***** EXTRACTED TEXT *****
- Active: 1901–1954
- Country: Canada
- Branch: Canadian Militia (1901–1940) Canadian Army (1940–1954)
- Type: Line Infantry
- Role: Infantry
- Size: One Battalion
- Part of: Non-Permanent Active Militia (1901–1940) Royal Canadian Infantry Corps (1942–1954)
- Garrison/HQ: Chatham, ON
- Engagements: First World War
- Battle honours: Ypres, 1917

= Kent Regiment =

The Kent Regiment was an infantry regiment of the Canadian Army from 1901 to 1954. In 1954 it was amalgamated with The Essex Scottish Regiment to form The Essex and Kent Scottish Regiment.

The regiment was formed on January 1, 1901. It was given the title of the 24th Kent Regiment, with the headquarters stationed in Chatham, Ontario, Canada. As with many regiments in the Canadian Forces, the 24th Kent Regiment was renamed, and more than once. In December 1936, the regiment was redesignated as The Kent Regiment (MG) when it amalgamated with B Company, 2nd Machine Gun Battalion, CMGC.
*****
- REQUIREMENTS:
#1 From the Kent Regiment text, reproduce word for word the stretch from "The regiment was formed" through "Gun Battalion, CMGC.".
#2 According to the Kent Regiment text, what regiment was formed when the Kent Regiment merged with The Essex Scottish Regiment in 1954?
#3 List every organization named under "Branch" and "Part of" in the summary at the top of the Kent Regiment text.
***** DATA EXCERPT *****
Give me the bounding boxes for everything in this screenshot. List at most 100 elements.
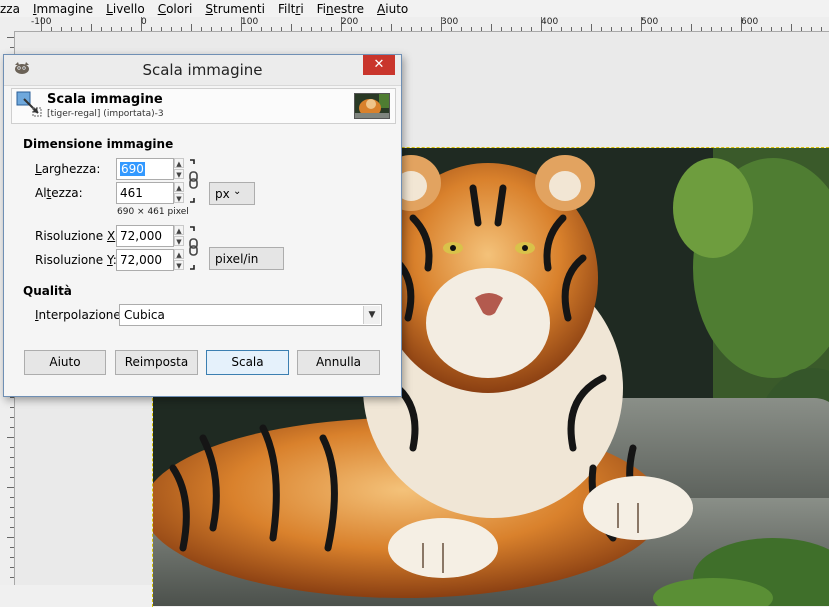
*****
- SOLUTIONS TO EACH TASK:
#1
The regiment was formed on January 1, 1901. It was given the title of the 24th Kent Regiment, with the headquarters stationed in Chatham, Ontario, Canada. As with many regiments in the Canadian Forces, the 24th Kent Regiment was renamed, and more than once. In December 1936, the regiment was redesignated as The Kent Regiment (MG) when it amalgamated with B Company, 2nd Machine Gun Battalion, CMGC.

#2 The Essex and Kent Scottish Regiment.

#3 Canadian Militia, Canadian Army, Non-Permanent Active Militia, Royal Canadian Infantry Corps